- TASK TO COMPLETE: Pull out every line below that holds the word "background".

[Figure collection entries]
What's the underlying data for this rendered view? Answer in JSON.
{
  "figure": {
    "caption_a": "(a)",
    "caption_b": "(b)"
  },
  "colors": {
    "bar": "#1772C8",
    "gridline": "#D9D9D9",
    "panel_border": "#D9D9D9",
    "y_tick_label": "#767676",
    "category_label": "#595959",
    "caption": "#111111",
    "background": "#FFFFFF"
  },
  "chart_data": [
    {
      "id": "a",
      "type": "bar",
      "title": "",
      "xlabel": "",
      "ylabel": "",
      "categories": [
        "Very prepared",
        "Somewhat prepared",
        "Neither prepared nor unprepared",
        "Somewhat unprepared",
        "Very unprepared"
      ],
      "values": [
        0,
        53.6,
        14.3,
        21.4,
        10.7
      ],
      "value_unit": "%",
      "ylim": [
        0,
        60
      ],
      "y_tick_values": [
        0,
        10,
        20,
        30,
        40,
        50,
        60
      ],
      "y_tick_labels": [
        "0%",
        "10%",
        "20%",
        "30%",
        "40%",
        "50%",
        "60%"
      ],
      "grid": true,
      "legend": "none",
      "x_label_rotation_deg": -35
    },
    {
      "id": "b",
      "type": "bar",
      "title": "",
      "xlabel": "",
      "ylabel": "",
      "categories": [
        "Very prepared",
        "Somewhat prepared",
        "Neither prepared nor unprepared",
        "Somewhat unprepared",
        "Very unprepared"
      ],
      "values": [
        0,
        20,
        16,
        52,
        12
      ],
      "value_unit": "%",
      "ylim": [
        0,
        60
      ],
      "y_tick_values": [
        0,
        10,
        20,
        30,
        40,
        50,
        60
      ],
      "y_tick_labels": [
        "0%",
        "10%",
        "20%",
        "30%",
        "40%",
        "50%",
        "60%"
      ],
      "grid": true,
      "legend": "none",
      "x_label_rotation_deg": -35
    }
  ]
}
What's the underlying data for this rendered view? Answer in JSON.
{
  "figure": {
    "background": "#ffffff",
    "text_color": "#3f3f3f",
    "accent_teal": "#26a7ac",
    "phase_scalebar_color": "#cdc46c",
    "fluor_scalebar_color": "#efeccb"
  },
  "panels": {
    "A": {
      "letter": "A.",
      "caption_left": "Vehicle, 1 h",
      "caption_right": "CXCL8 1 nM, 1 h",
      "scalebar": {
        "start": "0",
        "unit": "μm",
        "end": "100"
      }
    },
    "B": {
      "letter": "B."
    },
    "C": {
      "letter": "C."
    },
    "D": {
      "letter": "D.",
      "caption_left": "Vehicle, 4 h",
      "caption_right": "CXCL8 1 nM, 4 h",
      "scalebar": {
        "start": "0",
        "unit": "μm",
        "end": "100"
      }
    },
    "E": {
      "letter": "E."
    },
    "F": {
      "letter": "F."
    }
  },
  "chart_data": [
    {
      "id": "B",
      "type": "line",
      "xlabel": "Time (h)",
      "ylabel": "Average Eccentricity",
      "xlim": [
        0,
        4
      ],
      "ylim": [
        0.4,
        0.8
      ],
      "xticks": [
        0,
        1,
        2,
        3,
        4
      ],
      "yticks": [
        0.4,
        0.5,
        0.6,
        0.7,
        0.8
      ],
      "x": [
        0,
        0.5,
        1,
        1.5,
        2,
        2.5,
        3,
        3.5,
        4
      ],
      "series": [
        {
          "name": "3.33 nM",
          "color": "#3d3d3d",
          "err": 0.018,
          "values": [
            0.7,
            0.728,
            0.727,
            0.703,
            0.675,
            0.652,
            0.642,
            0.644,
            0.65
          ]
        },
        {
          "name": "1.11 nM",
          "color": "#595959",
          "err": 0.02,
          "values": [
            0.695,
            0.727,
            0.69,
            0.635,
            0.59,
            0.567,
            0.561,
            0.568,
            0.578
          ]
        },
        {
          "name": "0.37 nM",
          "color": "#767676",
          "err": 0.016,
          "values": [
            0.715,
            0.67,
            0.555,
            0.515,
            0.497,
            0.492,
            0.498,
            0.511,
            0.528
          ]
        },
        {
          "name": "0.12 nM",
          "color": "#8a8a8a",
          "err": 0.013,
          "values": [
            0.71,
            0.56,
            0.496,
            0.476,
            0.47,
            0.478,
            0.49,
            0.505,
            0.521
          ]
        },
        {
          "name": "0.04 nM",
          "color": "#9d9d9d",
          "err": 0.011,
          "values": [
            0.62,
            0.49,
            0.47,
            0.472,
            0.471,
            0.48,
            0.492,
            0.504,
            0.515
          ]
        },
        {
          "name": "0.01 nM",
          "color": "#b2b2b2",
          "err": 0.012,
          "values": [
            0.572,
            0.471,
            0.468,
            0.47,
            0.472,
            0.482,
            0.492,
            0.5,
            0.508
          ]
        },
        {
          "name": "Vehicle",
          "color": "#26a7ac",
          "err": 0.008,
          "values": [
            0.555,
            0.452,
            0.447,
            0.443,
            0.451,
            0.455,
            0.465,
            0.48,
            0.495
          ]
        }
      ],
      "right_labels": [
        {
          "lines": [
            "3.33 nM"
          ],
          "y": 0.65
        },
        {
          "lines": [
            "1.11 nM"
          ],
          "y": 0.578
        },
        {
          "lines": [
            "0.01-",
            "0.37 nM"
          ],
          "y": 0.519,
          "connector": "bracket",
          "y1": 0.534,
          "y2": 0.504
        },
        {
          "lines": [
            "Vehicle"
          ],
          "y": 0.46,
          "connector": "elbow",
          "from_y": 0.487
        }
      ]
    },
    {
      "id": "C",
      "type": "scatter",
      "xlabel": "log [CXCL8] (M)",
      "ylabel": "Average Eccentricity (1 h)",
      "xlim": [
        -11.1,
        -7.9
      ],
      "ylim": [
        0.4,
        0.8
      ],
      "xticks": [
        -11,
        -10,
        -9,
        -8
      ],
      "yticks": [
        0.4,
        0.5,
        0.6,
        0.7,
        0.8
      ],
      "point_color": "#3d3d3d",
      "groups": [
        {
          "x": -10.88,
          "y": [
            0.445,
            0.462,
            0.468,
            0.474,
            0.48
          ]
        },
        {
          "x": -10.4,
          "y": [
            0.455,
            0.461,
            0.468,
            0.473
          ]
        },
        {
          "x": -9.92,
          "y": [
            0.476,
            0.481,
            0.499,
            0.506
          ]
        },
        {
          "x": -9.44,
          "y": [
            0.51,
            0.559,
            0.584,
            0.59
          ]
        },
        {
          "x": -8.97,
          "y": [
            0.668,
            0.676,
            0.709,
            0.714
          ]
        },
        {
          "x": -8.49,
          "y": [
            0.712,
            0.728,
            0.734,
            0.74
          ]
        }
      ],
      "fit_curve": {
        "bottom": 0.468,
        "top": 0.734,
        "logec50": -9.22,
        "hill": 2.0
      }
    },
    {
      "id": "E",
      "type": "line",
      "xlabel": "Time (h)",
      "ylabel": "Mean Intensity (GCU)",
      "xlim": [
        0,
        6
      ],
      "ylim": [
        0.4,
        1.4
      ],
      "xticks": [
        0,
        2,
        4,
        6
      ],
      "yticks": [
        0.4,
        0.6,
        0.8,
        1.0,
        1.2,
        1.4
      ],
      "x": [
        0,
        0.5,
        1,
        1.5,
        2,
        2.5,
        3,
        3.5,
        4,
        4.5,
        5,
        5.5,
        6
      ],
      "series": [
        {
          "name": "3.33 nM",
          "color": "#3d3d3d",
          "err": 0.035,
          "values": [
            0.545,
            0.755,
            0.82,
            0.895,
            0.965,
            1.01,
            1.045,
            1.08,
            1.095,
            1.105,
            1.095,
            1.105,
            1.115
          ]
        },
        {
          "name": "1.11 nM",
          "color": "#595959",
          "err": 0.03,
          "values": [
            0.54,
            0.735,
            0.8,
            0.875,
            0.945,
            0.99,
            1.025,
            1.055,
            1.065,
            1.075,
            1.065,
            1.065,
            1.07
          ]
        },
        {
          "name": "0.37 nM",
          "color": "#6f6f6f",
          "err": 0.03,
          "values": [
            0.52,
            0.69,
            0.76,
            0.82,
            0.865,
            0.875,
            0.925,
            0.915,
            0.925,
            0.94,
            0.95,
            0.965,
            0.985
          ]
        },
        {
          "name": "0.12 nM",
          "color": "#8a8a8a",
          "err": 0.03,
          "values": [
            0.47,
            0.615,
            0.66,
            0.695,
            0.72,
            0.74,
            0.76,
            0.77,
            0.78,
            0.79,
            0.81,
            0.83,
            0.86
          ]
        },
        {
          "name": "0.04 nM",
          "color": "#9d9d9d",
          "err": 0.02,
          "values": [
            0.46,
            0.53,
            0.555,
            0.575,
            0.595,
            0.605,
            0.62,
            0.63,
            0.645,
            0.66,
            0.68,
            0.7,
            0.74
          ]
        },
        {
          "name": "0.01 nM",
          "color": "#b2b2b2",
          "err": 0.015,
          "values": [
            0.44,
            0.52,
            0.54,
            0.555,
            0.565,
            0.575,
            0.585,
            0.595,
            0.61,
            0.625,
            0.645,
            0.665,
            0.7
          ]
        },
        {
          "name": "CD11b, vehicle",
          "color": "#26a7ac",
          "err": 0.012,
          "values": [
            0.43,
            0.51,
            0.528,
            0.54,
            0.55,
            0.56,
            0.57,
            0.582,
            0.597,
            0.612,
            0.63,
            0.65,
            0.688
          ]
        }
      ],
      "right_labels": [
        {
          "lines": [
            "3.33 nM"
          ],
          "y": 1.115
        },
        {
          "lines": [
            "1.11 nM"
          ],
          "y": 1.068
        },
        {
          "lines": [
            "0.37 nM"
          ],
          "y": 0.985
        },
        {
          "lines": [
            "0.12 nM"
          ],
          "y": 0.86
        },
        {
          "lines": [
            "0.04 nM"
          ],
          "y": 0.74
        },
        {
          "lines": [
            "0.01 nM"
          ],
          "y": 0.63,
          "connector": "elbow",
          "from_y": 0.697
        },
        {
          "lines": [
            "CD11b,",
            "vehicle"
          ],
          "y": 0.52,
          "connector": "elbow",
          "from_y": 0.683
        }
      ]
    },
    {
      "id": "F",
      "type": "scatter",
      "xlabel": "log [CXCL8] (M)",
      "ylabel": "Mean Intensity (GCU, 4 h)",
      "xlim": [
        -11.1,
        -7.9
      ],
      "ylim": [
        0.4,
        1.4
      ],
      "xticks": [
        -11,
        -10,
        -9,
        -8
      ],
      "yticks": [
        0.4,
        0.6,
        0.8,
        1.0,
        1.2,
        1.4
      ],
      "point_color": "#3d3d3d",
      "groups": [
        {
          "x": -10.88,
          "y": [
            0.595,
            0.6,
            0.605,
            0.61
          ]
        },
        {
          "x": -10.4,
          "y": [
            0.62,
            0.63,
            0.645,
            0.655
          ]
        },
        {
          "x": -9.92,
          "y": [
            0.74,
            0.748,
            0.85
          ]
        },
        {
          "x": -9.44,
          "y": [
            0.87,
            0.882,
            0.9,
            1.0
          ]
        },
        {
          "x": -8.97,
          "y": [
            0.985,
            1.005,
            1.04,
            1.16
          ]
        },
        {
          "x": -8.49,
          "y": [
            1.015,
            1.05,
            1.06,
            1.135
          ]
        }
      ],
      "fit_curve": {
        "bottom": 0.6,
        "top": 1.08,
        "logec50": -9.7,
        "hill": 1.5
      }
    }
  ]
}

- FULL ANSWER:
    "background": "#FFFFFF"
    "background": "#ffffff",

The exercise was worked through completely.